• Task goal:
Output each entry exactly; skip nothing.

Stored records
/---

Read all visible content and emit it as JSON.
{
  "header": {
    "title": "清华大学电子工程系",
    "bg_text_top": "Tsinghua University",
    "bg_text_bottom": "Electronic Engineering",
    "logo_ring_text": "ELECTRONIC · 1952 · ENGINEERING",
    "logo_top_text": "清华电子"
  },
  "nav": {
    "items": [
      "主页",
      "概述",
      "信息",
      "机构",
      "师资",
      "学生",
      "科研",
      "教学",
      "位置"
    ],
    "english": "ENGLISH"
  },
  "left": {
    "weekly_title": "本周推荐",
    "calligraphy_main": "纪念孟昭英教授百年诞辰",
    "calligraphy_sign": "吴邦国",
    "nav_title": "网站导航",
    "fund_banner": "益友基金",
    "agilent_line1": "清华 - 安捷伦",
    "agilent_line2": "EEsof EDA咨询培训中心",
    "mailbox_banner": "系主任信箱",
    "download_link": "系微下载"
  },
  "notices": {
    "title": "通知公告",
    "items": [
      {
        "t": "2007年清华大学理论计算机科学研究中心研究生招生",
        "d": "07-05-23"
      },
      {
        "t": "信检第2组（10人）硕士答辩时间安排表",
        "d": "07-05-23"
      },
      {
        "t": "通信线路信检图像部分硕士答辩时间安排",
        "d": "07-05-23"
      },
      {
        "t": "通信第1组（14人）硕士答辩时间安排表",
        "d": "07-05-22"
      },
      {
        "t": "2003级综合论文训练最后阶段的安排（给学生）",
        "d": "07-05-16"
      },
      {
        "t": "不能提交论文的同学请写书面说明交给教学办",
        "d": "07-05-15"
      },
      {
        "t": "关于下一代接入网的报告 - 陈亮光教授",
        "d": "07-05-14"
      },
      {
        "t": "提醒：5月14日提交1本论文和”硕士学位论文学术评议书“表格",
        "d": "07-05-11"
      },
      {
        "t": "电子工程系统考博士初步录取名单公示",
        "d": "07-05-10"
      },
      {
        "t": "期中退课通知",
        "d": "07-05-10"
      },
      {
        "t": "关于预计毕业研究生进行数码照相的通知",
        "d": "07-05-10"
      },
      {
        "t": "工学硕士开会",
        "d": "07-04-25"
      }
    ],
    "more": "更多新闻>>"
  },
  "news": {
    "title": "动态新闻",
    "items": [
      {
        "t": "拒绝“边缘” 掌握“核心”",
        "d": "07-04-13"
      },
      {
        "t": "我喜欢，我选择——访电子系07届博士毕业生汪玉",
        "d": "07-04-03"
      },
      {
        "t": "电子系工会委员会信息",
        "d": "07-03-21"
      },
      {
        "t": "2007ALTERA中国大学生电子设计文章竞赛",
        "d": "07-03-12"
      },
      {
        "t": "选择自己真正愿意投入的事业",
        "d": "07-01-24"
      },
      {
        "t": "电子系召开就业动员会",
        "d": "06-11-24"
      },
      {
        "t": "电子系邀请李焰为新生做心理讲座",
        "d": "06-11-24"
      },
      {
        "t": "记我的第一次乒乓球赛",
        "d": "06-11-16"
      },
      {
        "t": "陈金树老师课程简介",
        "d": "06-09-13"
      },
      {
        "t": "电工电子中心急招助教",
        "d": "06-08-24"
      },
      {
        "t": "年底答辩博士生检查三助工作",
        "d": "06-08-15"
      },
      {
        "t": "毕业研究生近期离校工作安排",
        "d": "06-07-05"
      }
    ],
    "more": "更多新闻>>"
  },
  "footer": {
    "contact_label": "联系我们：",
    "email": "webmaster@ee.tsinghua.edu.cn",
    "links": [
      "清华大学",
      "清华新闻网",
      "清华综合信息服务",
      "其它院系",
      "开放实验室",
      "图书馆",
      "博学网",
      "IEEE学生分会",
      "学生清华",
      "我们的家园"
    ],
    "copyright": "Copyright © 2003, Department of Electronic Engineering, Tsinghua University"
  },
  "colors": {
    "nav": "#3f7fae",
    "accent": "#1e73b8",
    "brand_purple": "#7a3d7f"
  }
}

\---

• The reply:
Read all visible content and emit it as JSON.
{
  "header": {
    "title": "清华大学电子工程系",
    "bg_text_top": "Tsinghua University",
    "bg_text_bottom": "Electronic Engineering",
    "logo_ring_text": "ELECTRONIC · 1952 · ENGINEERING",
    "logo_top_text": "清华电子"
  },
  "nav": {
    "items": [
      "主页",
      "概述",
      "信息",
      "机构",
      "师资",
      "学生",
      "科研",
      "教学",
      "位置"
    ],
    "english": "ENGLISH"
  },
  "left": {
    "weekly_title": "本周推荐",
    "calligraphy_main": "纪念孟昭英教授百年诞辰",
    "calligraphy_sign": "吴邦国",
    "nav_title": "网站导航",
    "fund_banner": "益友基金",
    "agilent_line1": "清华 - 安捷伦",
    "agilent_line2": "EEsof EDA咨询培训中心",
    "mailbox_banner": "系主任信箱",
    "download_link": "系微下载"
  },
  "notices": {
    "title": "通知公告",
    "items": [
      {
        "t": "2007年清华大学理论计算机科学研究中心研究生招生",
        "d": "07-05-23"
      },
      {
        "t": "信检第2组（10人）硕士答辩时间安排表",
        "d": "07-05-23"
      },
      {
        "t": "通信线路信检图像部分硕士答辩时间安排",
        "d": "07-05-23"
      },
      {
        "t": "通信第1组（14人）硕士答辩时间安排表",
        "d": "07-05-22"
      },
      {
        "t": "2003级综合论文训练最后阶段的安排（给学生）",
        "d": "07-05-16"
      },
      {
        "t": "不能提交论文的同学请写书面说明交给教学办",
        "d": "07-05-15"
      },
      {
        "t": "关于下一代接入网的报告 - 陈亮光教授",
        "d": "07-05-14"
      },
      {
        "t": "提醒：5月14日提交1本论文和”硕士学位论文学术评议书“表格",
        "d": "07-05-11"
      },
      {
        "t": "电子工程系统考博士初步录取名单公示",
        "d": "07-05-10"
      },
      {
        "t": "期中退课通知",
        "d": "07-05-10"
      },
      {
        "t": "关于预计毕业研究生进行数码照相的通知",
        "d": "07-05-10"
      },
      {
        "t": "工学硕士开会",
        "d": "07-04-25"
      }
    ],
    "more": "更多新闻>>"
  },
  "news": {
    "title": "动态新闻",
    "items": [
      {
        "t": "拒绝“边缘” 掌握“核心”",
        "d": "07-04-13"
      },
      {
        "t": "我喜欢，我选择——访电子系07届博士毕业生汪玉",
        "d": "07-04-03"
      },
      {
        "t": "电子系工会委员会信息",
        "d": "07-03-21"
      },
      {
        "t": "2007ALTERA中国大学生电子设计文章竞赛",
        "d": "07-03-12"
      },
      {
        "t": "选择自己真正愿意投入的事业",
        "d": "07-01-24"
      },
      {
        "t": "电子系召开就业动员会",
        "d": "06-11-24"
      },
      {
        "t": "电子系邀请李焰为新生做心理讲座",
        "d": "06-11-24"
      },
      {
        "t": "记我的第一次乒乓球赛",
        "d": "06-11-16"
      },
      {
        "t": "陈金树老师课程简介",
        "d": "06-09-13"
      },
      {
        "t": "电工电子中心急招助教",
        "d": "06-08-24"
      },
      {
        "t": "年底答辩博士生检查三助工作",
        "d": "06-08-15"
      },
      {
        "t": "毕业研究生近期离校工作安排",
        "d": "06-07-05"
      }
    ],
    "more": "更多新闻>>"
  },
  "footer": {
    "contact_label": "联系我们：",
    "email": "webmaster@ee.tsinghua.edu.cn",
    "links": [
      "清华大学",
      "清华新闻网",
      "清华综合信息服务",
      "其它院系",
      "开放实验室",
      "图书馆",
      "博学网",
      "IEEE学生分会",
      "学生清华",
      "我们的家园"
    ],
    "copyright": "Copyright © 2003, Department of Electronic Engineering, Tsinghua University"
  },
  "colors": {
    "nav": "#3f7fae",
    "accent": "#1e73b8",
    "brand_purple": "#7a3d7f"
  }
}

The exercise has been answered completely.